Task goal.
Convert the data into a JSON list of strings, one string per line and no blank lines. Begin at the first line of the data and stop after the line containing "search-icon[interactable]: ⚲ —".

Spatial annotation entries.
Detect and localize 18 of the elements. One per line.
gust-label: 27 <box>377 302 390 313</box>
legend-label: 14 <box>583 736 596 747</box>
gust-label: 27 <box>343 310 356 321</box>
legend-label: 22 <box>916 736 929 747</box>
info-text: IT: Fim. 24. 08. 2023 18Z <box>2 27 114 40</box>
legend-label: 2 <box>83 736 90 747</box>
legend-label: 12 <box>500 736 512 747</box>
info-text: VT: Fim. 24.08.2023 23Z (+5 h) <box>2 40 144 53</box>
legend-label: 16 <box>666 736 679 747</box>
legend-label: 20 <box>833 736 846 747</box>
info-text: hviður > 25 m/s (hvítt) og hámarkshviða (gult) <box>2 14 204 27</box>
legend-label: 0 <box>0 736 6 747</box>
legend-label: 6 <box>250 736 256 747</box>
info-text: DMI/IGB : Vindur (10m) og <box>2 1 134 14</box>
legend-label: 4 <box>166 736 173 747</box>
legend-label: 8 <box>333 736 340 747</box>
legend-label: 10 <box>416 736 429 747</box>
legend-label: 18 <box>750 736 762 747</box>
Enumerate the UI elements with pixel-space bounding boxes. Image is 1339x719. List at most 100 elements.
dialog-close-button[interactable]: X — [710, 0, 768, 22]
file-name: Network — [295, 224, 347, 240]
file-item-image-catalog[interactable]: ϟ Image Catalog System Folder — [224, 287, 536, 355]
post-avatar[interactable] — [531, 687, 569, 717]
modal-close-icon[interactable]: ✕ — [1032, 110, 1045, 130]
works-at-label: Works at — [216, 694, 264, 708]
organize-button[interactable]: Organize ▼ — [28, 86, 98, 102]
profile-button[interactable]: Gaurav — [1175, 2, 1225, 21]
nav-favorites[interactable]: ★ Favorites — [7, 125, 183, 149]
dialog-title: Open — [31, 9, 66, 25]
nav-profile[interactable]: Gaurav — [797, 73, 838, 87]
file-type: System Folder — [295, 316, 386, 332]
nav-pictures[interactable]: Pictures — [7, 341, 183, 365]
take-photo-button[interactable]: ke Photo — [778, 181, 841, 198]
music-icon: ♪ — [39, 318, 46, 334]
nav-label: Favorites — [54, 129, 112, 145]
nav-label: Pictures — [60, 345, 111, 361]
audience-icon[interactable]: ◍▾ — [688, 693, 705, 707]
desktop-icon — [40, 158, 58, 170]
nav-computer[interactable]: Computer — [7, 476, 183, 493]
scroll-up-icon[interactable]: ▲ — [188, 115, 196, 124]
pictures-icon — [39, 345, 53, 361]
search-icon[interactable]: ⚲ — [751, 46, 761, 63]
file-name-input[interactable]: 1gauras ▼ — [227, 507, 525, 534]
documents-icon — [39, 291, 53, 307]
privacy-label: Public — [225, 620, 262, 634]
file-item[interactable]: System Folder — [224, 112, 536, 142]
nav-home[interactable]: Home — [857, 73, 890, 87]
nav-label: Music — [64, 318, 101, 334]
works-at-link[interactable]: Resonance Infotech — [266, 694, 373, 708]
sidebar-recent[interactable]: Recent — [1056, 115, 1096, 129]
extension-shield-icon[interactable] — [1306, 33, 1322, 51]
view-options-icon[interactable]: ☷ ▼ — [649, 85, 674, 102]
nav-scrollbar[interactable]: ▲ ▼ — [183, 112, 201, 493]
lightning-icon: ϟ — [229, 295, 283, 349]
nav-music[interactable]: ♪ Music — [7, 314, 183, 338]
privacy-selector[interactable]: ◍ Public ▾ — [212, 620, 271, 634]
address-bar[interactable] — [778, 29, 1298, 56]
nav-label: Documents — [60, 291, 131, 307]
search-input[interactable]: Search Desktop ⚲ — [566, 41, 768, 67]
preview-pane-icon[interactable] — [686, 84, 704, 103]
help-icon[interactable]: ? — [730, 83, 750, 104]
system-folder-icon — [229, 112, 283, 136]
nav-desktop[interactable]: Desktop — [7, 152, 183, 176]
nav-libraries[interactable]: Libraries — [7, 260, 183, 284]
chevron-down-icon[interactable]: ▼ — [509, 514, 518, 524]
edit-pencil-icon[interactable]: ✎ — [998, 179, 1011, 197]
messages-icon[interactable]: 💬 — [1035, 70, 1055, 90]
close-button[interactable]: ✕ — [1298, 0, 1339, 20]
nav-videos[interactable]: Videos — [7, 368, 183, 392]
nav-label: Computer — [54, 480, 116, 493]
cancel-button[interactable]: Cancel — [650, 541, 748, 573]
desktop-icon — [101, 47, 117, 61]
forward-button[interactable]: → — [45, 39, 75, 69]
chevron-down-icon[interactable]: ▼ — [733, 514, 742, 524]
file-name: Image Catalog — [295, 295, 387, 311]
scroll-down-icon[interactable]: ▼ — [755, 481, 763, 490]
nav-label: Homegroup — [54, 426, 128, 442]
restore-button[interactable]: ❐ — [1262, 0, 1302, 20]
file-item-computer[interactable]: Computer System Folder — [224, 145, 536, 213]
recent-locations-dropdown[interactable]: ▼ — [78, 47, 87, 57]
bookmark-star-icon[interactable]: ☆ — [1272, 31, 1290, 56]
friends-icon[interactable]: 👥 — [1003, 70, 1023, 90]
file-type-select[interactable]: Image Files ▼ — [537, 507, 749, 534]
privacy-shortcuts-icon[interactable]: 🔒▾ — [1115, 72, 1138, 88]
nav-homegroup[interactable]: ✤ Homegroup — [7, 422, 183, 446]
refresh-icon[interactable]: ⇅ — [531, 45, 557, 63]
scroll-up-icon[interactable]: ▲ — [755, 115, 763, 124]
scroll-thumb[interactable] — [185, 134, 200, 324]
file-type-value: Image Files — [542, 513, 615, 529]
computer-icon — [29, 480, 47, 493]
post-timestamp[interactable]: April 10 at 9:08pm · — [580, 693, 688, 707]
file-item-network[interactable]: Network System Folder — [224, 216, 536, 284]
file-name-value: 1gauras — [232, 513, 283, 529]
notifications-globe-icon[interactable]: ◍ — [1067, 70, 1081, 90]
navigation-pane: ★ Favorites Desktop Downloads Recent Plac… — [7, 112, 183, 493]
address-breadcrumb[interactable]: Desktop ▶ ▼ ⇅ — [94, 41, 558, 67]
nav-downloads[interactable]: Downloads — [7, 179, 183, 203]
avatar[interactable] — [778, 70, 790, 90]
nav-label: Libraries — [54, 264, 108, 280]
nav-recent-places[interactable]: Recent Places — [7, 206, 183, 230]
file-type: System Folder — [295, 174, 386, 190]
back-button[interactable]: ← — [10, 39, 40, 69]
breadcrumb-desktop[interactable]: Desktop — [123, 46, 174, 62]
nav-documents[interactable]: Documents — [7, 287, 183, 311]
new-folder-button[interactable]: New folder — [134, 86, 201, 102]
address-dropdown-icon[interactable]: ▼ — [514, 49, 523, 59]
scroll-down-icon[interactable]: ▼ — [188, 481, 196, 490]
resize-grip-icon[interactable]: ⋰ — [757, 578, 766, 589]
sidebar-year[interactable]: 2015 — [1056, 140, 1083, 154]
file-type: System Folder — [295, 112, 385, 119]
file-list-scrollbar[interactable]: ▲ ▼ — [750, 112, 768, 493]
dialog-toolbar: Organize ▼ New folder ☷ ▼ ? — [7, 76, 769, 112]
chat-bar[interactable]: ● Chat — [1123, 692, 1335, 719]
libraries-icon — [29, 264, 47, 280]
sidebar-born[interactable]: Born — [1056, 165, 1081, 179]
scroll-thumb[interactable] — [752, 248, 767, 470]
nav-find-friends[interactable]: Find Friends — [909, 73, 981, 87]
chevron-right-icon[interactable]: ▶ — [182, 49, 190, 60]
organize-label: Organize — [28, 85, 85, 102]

Task result.
[
  "Detect and localize 18 of the elements. One per line.",
  "gust-label: 27 <box>377 302 390 313</box>",
  "legend-label: 14 <box>583 736 596 747</box>",
  "gust-label: 27 <box>343 310 356 321</box>",
  "legend-label: 22 <box>916 736 929 747</box>",
  "info-text: IT: Fim. 24. 08. 2023 18Z <box>2 27 114 40</box>",
  "legend-label: 2 <box>83 736 90 747</box>",
  "legend-label: 12 <box>500 736 512 747</box>",
  "info-text: VT: Fim. 24.08.2023 23Z (+5 h) <box>2 40 144 53</box>",
  "legend-label: 16 <box>666 736 679 747</box>",
  "legend-label: 20 <box>833 736 846 747</box>",
  "info-text: hviður > 25 m/s (hvítt) og hámarkshviða (gult) <box>2 14 204 27</box>",
  "legend-label: 0 <box>0 736 6 747</box>",
  "legend-label: 6 <box>250 736 256 747</box>",
  "info-text: DMI/IGB : Vindur (10m) og <box>2 1 134 14</box>",
  "legend-label: 4 <box>166 736 173 747</box>",
  "legend-label: 8 <box>333 736 340 747</box>",
  "legend-label: 10 <box>416 736 429 747</box>",
  "legend-label: 18 <box>750 736 762 747</box>",
  "Enumerate the UI elements with pixel-space bounding boxes. Image is 1339x719. List at most 100 elements.",
  "dialog-close-button[interactable]: X — [710, 0, 768, 22]",
  "file-name: Network — [295, 224, 347, 240]",
  "file-item-image-catalog[interactable]: ϟ Image Catalog System Folder — [224, 287, 536, 355]",
  "post-avatar[interactable] — [531, 687, 569, 717]",
  "modal-close-icon[interactable]: ✕ — [1032, 110, 1045, 130]",
  "works-at-label: Works at — [216, 694, 264, 708]",
  "organize-button[interactable]: Organize ▼ — [28, 86, 98, 102]",
  "profile-button[interactable]: Gaurav — [1175, 2, 1225, 21]",
  "nav-favorites[interactable]: ★ Favorites — [7, 125, 183, 149]",
  "dialog-title: Open — [31, 9, 66, 25]",
  "nav-profile[interactable]: Gaurav — [797, 73, 838, 87]",
  "file-type: System Folder — [295, 316, 386, 332]",
  "nav-pictures[interactable]: Pictures — [7, 341, 183, 365]",
  "take-photo-button[interactable]: ke Photo — [778, 181, 841, 198]",
  "music-icon: ♪ — [39, 318, 46, 334]",
  "nav-label: Favorites — [54, 129, 112, 145]",
  "nav-label: Pictures — [60, 345, 111, 361]",
  "audience-icon[interactable]: ◍▾ — [688, 693, 705, 707]",
  "desktop-icon — [40, 158, 58, 170]",
  "nav-computer[interactable]: Computer — [7, 476, 183, 493]",
  "scroll-up-icon[interactable]: ▲ — [188, 115, 196, 124]",
  "pictures-icon — [39, 345, 53, 361]",
  "search-icon[interactable]: ⚲ — [751, 46, 761, 63]"
]